===== Entries

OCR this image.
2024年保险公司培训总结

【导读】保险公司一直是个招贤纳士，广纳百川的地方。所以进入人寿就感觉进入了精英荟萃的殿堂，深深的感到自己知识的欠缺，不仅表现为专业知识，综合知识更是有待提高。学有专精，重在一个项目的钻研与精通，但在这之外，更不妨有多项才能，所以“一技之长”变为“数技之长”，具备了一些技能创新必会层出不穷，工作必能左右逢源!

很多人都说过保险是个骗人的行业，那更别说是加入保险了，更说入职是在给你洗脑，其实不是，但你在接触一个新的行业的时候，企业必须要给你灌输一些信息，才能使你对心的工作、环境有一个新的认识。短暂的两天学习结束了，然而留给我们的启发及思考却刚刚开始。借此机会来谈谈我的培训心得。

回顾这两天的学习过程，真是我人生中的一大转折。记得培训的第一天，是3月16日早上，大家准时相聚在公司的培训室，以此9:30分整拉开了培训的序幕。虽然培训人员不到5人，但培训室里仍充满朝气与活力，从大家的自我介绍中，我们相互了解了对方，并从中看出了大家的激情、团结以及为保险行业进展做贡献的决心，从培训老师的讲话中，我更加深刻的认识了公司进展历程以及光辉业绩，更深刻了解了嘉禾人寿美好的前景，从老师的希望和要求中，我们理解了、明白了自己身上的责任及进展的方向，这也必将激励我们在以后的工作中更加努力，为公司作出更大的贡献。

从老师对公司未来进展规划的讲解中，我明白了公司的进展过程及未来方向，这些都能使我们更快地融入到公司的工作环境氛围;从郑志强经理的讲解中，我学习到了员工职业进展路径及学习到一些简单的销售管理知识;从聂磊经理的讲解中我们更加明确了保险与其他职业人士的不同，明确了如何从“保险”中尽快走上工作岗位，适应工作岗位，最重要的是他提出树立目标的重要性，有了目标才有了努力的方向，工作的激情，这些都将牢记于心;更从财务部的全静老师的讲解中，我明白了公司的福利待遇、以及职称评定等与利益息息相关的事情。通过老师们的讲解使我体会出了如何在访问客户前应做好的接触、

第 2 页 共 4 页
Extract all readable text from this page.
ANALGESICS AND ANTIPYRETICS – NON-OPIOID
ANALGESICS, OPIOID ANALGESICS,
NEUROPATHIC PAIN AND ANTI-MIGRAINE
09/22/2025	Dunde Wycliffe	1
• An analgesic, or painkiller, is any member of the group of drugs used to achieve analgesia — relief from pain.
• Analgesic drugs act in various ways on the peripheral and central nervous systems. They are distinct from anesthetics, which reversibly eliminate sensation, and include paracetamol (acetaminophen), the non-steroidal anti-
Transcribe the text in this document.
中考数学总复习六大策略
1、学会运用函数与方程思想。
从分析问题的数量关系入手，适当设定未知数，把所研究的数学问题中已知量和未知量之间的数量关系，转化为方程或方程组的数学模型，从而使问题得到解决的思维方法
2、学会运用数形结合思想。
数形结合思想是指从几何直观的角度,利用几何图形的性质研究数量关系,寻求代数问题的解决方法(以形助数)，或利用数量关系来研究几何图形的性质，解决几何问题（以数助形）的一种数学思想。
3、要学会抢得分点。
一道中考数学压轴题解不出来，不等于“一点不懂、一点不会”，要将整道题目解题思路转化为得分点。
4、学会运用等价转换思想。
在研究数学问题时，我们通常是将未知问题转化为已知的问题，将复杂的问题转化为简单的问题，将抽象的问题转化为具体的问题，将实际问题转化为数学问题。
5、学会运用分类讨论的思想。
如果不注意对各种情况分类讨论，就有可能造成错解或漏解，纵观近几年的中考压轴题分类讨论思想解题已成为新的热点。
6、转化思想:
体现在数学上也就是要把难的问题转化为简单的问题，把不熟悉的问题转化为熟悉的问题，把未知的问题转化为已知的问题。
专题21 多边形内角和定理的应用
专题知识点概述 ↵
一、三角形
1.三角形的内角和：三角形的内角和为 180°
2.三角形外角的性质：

==========

Given problem => Looking at the entries above, state how many lines contain "drugs"; give the number alone.

Task result => 2